- Stored data:

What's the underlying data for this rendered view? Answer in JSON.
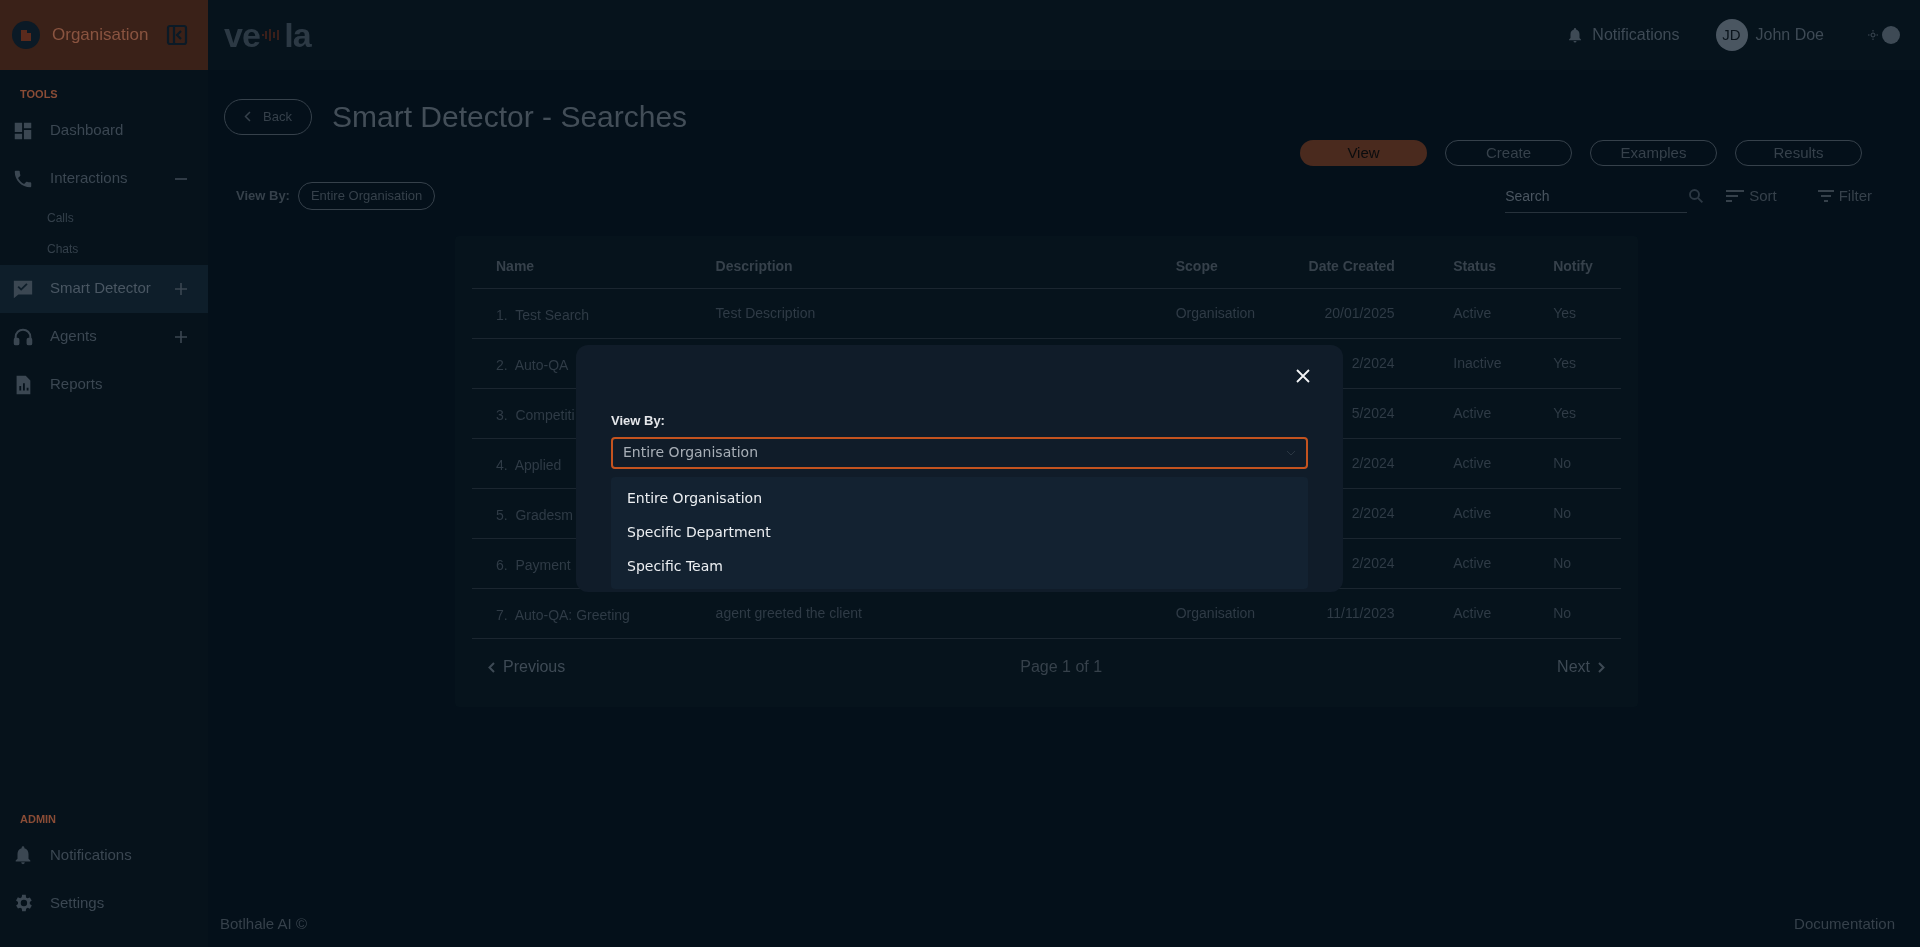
{
  "sidebar": {
    "org": "Organisation",
    "sections": [
      {
        "title": "TOOLS",
        "items": [
          {
            "label": "Dashboard",
            "selected": false
          },
          {
            "label": "Interactions",
            "selected": false,
            "expanded": true,
            "children": [
              {
                "label": "Calls"
              },
              {
                "label": "Chats"
              }
            ]
          },
          {
            "label": "Smart Detector",
            "selected": true,
            "expanded": false
          },
          {
            "label": "Agents",
            "selected": false,
            "expanded": false
          },
          {
            "label": "Reports",
            "selected": false
          }
        ]
      },
      {
        "title": "ADMIN",
        "items": [
          {
            "label": "Notifications",
            "selected": false
          },
          {
            "label": "Settings",
            "selected": false
          }
        ]
      }
    ]
  },
  "header": {
    "logo": [
      "ve",
      "la"
    ],
    "notifications": "Notifications",
    "user": {
      "initials": "JD",
      "name": "John Doe"
    }
  },
  "page": {
    "back": "Back",
    "title": "Smart Detector - Searches",
    "view_by": {
      "label": "View By:",
      "value": "Entire Organisation"
    },
    "tabs": [
      {
        "label": "View",
        "selected": true
      },
      {
        "label": "Create",
        "selected": false
      },
      {
        "label": "Examples",
        "selected": false
      },
      {
        "label": "Results",
        "selected": false
      }
    ],
    "search": {
      "placeholder": "Search"
    },
    "sort": "Sort",
    "filter": "Filter"
  },
  "table": {
    "columns": [
      "Name",
      "Description",
      "Scope",
      "Date Created",
      "Status",
      "Notify"
    ],
    "rows": [
      {
        "number": "1.",
        "name": "Test Search",
        "description": "Test Description",
        "scope": "Organisation",
        "date": "20/01/2025",
        "status": "Active",
        "notify": "Yes"
      },
      {
        "number": "2.",
        "name": "Auto-QA",
        "date": "2/2024",
        "status": "Inactive",
        "notify": "Yes"
      },
      {
        "number": "3.",
        "name": "Competiti",
        "date": "5/2024",
        "status": "Active",
        "notify": "Yes"
      },
      {
        "number": "4.",
        "name": "Applied",
        "date": "2/2024",
        "status": "Active",
        "notify": "No"
      },
      {
        "number": "5.",
        "name": "Gradesm",
        "date": "2/2024",
        "status": "Active",
        "notify": "No"
      },
      {
        "number": "6.",
        "name": "Payment",
        "date": "2/2024",
        "status": "Active",
        "notify": "No"
      },
      {
        "number": "7.",
        "name": "Auto-QA: Greeting",
        "description": "agent greeted the client",
        "scope": "Organisation",
        "date": "11/11/2023",
        "status": "Active",
        "notify": "No"
      }
    ]
  },
  "pagination": {
    "previous": "Previous",
    "page": "Page 1 of 1",
    "next": "Next"
  },
  "modal": {
    "label": "View By:",
    "value": "Entire Organisation",
    "options": [
      {
        "label": "Entire Organisation"
      },
      {
        "label": "Specific Department"
      },
      {
        "label": "Specific Team"
      }
    ]
  },
  "footer": {
    "copyright": "Botlhale AI ©",
    "documentation": "Documentation"
  }
}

- The problem: Scan the material above. Copy each line that holds the word "number".

- Task output:
        "number": "1.",
        "number": "2.",
        "number": "3.",
        "number": "4.",
        "number": "5.",
        "number": "6.",
        "number": "7.",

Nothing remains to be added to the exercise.